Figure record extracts
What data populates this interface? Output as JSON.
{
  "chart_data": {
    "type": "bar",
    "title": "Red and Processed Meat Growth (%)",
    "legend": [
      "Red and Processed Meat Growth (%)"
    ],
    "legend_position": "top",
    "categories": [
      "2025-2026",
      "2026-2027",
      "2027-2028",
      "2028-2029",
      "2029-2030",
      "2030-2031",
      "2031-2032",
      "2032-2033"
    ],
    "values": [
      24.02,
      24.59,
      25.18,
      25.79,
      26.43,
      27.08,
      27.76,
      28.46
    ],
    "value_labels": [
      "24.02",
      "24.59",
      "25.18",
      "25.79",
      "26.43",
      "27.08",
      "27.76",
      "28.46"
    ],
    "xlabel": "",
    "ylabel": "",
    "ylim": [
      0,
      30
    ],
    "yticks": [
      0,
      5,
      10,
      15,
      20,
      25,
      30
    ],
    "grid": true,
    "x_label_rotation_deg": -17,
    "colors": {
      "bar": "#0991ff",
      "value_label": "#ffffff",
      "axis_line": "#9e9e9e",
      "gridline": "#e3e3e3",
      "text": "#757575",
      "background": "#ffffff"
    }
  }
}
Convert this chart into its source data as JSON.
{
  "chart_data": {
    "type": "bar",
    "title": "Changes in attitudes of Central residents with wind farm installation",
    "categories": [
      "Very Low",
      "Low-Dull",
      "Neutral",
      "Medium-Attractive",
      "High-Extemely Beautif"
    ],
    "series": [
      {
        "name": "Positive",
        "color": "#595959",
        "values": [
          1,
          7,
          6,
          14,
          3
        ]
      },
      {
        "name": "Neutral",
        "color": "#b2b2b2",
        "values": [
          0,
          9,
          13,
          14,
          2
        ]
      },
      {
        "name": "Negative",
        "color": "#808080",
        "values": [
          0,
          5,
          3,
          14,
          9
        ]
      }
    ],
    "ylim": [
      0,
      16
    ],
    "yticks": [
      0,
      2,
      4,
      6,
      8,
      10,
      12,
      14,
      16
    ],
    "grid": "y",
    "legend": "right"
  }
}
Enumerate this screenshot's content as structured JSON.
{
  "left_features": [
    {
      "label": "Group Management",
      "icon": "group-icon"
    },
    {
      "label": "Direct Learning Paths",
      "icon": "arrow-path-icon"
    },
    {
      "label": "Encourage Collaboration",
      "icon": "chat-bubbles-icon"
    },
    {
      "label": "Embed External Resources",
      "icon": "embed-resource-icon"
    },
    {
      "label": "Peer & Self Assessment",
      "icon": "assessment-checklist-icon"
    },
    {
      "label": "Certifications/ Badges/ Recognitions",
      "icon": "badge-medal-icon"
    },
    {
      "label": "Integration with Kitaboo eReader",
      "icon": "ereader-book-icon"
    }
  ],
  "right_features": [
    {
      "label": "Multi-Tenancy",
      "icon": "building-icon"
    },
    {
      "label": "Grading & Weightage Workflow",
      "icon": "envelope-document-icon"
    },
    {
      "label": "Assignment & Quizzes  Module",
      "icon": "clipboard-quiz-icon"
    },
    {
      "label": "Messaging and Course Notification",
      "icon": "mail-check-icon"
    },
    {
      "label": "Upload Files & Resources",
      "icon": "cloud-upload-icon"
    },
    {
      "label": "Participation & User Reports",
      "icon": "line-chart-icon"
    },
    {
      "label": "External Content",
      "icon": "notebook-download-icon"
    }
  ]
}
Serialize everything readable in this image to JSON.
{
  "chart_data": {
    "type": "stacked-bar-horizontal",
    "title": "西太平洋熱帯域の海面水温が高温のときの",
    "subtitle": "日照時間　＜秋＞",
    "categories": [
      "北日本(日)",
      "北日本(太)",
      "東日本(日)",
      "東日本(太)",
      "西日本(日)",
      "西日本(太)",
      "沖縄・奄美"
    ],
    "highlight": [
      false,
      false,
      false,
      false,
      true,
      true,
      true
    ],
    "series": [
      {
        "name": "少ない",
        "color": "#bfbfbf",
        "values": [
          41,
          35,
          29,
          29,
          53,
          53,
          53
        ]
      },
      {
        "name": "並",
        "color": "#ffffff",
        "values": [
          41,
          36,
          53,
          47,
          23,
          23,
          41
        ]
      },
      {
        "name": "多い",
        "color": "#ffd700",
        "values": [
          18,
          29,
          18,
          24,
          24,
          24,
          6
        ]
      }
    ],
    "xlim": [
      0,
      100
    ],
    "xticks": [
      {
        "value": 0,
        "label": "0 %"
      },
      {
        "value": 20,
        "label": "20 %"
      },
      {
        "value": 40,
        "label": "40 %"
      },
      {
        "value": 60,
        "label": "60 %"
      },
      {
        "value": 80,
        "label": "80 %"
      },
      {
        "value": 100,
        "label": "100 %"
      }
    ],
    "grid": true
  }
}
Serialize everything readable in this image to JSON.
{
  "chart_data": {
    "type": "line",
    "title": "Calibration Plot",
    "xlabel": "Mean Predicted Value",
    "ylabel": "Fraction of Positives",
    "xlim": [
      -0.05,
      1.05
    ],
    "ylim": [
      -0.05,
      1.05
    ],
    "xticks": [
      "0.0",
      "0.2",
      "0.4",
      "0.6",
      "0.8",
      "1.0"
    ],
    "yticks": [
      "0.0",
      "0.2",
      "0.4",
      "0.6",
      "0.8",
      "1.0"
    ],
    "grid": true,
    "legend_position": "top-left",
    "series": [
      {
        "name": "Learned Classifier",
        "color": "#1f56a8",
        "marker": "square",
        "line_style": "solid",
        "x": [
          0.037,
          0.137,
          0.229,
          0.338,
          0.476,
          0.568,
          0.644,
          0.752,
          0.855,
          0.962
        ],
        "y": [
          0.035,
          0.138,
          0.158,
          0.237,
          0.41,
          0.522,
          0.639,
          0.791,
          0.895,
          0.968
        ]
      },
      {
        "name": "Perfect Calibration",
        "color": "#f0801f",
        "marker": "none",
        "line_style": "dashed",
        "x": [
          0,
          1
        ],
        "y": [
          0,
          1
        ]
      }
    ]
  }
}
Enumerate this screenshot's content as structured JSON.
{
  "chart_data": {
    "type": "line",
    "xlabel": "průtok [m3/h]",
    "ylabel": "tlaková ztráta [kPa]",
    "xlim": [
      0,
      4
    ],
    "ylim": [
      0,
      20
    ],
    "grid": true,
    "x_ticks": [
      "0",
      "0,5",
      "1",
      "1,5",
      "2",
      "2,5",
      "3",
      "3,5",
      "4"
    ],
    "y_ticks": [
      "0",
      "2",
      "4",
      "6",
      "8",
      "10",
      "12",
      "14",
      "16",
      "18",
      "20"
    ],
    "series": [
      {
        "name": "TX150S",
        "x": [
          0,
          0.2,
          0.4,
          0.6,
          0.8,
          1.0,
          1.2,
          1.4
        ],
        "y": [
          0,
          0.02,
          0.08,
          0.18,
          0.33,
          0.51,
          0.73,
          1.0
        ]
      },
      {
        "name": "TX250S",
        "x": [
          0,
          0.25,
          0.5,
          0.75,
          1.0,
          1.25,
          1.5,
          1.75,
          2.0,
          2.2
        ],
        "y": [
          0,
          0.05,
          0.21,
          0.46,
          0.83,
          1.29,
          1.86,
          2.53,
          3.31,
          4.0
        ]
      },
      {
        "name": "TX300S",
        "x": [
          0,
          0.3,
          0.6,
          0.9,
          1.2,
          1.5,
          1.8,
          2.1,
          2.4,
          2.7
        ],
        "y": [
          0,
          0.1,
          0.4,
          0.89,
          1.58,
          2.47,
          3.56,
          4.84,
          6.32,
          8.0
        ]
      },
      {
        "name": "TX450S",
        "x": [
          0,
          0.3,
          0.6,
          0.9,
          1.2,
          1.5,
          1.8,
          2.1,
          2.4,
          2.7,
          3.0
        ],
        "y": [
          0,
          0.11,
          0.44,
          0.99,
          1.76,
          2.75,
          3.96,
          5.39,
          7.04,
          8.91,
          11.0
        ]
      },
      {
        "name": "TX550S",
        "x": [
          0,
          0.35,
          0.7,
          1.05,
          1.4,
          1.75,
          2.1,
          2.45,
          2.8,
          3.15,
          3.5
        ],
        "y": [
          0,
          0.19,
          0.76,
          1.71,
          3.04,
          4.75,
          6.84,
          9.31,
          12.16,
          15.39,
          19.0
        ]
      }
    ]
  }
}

- _What you are asked to do_: Check each line of the data above for the string "with" and report only how many lines have it.

- _Result for this exercise_: 2